Given text:
Prisoners of the Ghostland is a 2021 film starring Nicolas Cage and Sofia Boutella and directed by Sion Sono in his first release outside of the Japanese market. Some people have referred to it as Sono’s English language debut but that’s somewhat deceptive as a full appreciation for the script of Prisoners of the Ghostland would depend largely on an understanding of English, Japanese and Mandarin. The film includes substantial dialog in all three of these languages and no subtitles were furnished at least in the version I watched. Considering some elements of the production I suspect this to be intentional.

Sono is a name that is likely at least familiar to people in the horror scene as his previous works like Suicide Club, Noriko’s Dinner Table and Cold Fish have attracted significant critical attention. Sono’s work fits very much into the auteur / small-group collaborator mold with their hallmark being a surrealist sort of dream logic: particularly a regular breaking of classical convention regarding unity of place and unity of time. This is certainly the case in Prisoners of the Ghostland but in general what’s striking about this film is its fundamental incompleteness.

Now this might be a strange thing to say about a movie with the complicated and stunning props, practical sets, costumes and action direction of this movie. The entire thing is a maximalist feast for the eyes as every frame drips with artistry. Blocking is, much like in Dune, quite formal but where Dune provided a very operatic blocking this one is more akin to a Dionysian ritual as characters crowd the frame. Choruses cluster around the the coryphaeus like anxious birds, workers haul ropes, roaring and grunting in the background. Cowboys and samurai surround Hero and Yasujiro weapons creating an inward-pointing circle. Every scene is a cacophony of sight and sound as characters speak, chant, shout over each other and snarl like animalistic beasts – often such that the various languages of the film can become garbled and indistinct until you realize the madness has settled into a comprehensible chant. “It stopped. Short. Never to go again when the old man died.”

Every manner undertaken by every person excepting our five principals (Hero, Bernice, Psycho, Governor and Yasujiro) is deeply ritualistic. I don’t think I’ve ever seen a movie with as much chanting, even Koyannisquatsi pales compared to this one, and the only films I’ve seen with more time spent on dancing were musical theatre. But even with all this… stuff… people, dialog, dance, swordfights, Nicolas Cage making funny faces (come on you knew he was going to do that), the movie feels like a pair of ragged claws scuttling across the floors of silent seas.

It seems as if this entire lush film was itself a vast synecdoche for some grander story in which its myriad elements become metaphorical referents to… something else. Something outside. As I’ve hinted at before, this film is orgiastic. I don’t mean in some sort of vulgar sense of “containing orgies” which is perhaps good considering how this film problematizes a triangular formation between sex, power and exploitation. Sono conjures such discomfort from the brush of a red-gloved hand on a child’s head that I’m unsure I’d want to see an actual orgy from him. This movie is one of the most libidinally charged works of art I’ve ever seen. Everything is fully sexual.

Data segment:
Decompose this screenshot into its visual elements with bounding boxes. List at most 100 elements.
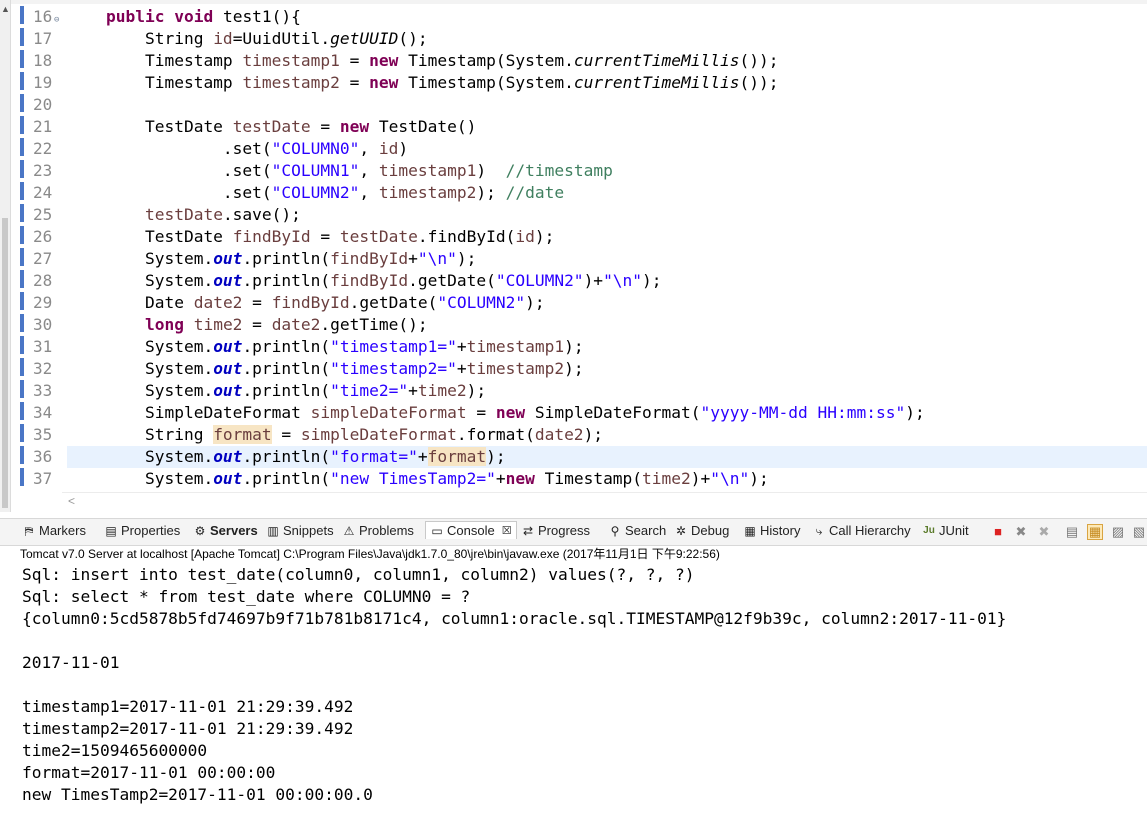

Tasks for this exercise:
A: According to the film review, which three languages does the dialog of Prisoners of the Ghostland include?
B: From the film review, return everything from "Prisoners of the Ghostland is" down to "to be intentional.", copied word for word.

Answers for the tasks:
A: English, Japanese and Mandarin.

B:
Prisoners of the Ghostland is a 2021 film starring Nicolas Cage and Sofia Boutella and directed by Sion Sono in his first release outside of the Japanese market. Some people have referred to it as Sono’s English language debut but that’s somewhat deceptive as a full appreciation for the script of Prisoners of the Ghostland would depend largely on an understanding of English, Japanese and Mandarin. The film includes substantial dialog in all three of these languages and no subtitles were furnished at least in the version I watched. Considering some elements of the production I suspect this to be intentional.